▶ WHAT TO DO:
Of all the lines in the material, how many contain the word "即氟利昂"? State the number alone.

▶ EXERCISE INPUTS:
────────────────────────────────────────
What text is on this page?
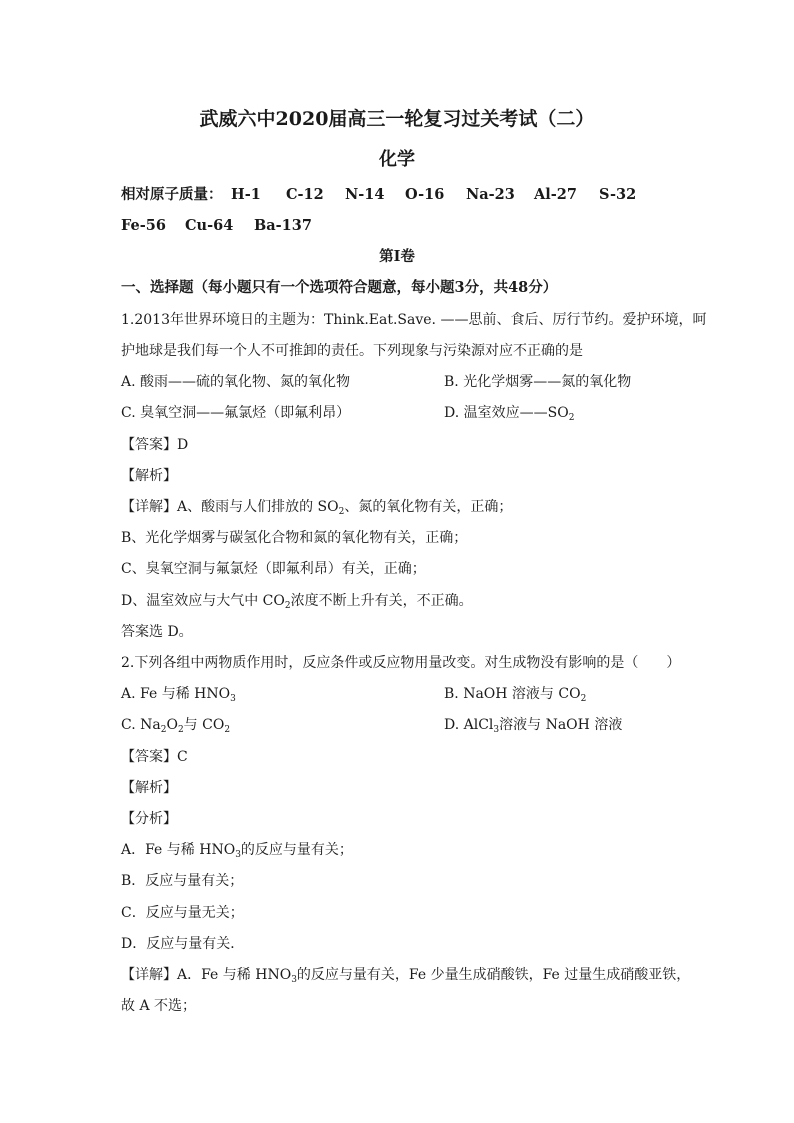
武威六中2020届高三一轮复习过关考试（二）
化学
相对原子质量： H-1 C-12 N-14 O-16 Na-23 Al-27 S-32
Fe-56 Cu-64 Ba-137
第I卷
一、选择题（每小题只有一个选项符合题意，每小题3分，共48分）
1.2013年世界环境日的主题为：Think.Eat.Save. ——思前、食后、厉行节约。爱护环境，呵
护地球是我们每一个人不可推卸的责任。下列现象与污染源对应不正确的是
A. 酸雨——硫的氧化物、氮的氧化物	B. 光化学烟雾——氮的氧化物
C. 臭氧空洞——氟氯烃（即氟利昂）	D. 温室效应$——SO_2$
【答案】D
【解析】
【详解】A、酸雨与人们排放的 $SO_2$、氮的氧化物有关，正确；
B、光化学烟雾与碳氢化合物和氮的氧化物有关，正确；
C、臭氧空洞与氟氯烃（即氟利昂）有关，正确；
D、温室效应与大气中 $CO_2$浓度不断上升有关，不正确。
答案选 D。
2.下列各组中两物质作用时，反应条件或反应物用量改变。对生成物没有影响的是（　　）
A. Fe 与稀 $HNO_3$	B. NaOH 溶液与 $CO_2$
C. $Na_2O_2$与 $CO_2$	D. AlCl$_3$溶液与 NaOH 溶液
【答案】C
【解析】
【分析】
A．Fe 与稀 $HNO_3$的反应与量有关；
B．反应与量有关；
C．反应与量无关；
D．反应与量有关．
【详解】A．Fe 与稀 $HNO_3$的反应与量有关，Fe 少量生成硝酸铁，Fe 过量生成硝酸亚铁，
故 A 不选；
────────────────────────────────────────
▶ WORKED SOLUTION:
2